ITEMS:
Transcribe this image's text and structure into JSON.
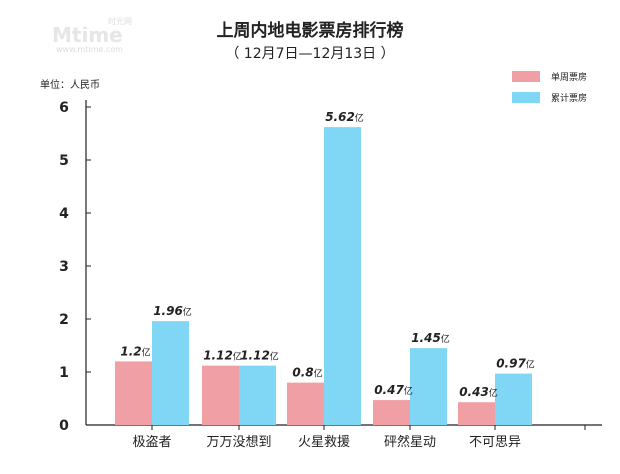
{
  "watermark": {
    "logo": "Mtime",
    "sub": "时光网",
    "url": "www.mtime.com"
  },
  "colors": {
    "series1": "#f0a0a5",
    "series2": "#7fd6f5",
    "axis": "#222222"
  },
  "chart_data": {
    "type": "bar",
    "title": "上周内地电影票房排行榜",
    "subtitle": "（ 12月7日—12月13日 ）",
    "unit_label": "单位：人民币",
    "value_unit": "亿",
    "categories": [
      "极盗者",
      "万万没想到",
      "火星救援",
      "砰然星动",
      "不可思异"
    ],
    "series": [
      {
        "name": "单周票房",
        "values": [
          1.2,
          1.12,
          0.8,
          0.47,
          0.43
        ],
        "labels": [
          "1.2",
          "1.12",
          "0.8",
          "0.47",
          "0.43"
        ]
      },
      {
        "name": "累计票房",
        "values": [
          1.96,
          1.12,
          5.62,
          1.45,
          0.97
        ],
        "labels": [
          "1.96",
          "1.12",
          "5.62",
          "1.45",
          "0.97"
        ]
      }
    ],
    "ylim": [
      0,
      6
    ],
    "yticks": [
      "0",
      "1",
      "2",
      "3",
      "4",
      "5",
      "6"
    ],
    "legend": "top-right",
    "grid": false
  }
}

AIM OF THE EXERCISE: Quote everything in the listing above exactly; pictures are the only thing to omit.

REPLY TO THE EXERCISE:
Transcribe this image's text and structure into JSON.
{
  "watermark": {
    "logo": "Mtime",
    "sub": "时光网",
    "url": "www.mtime.com"
  },
  "colors": {
    "series1": "#f0a0a5",
    "series2": "#7fd6f5",
    "axis": "#222222"
  },
  "chart_data": {
    "type": "bar",
    "title": "上周内地电影票房排行榜",
    "subtitle": "（ 12月7日—12月13日 ）",
    "unit_label": "单位：人民币",
    "value_unit": "亿",
    "categories": [
      "极盗者",
      "万万没想到",
      "火星救援",
      "砰然星动",
      "不可思异"
    ],
    "series": [
      {
        "name": "单周票房",
        "values": [
          1.2,
          1.12,
          0.8,
          0.47,
          0.43
        ],
        "labels": [
          "1.2",
          "1.12",
          "0.8",
          "0.47",
          "0.43"
        ]
      },
      {
        "name": "累计票房",
        "values": [
          1.96,
          1.12,
          5.62,
          1.45,
          0.97
        ],
        "labels": [
          "1.96",
          "1.12",
          "5.62",
          "1.45",
          "0.97"
        ]
      }
    ],
    "ylim": [
      0,
      6
    ],
    "yticks": [
      "0",
      "1",
      "2",
      "3",
      "4",
      "5",
      "6"
    ],
    "legend": "top-right",
    "grid": false
  }
}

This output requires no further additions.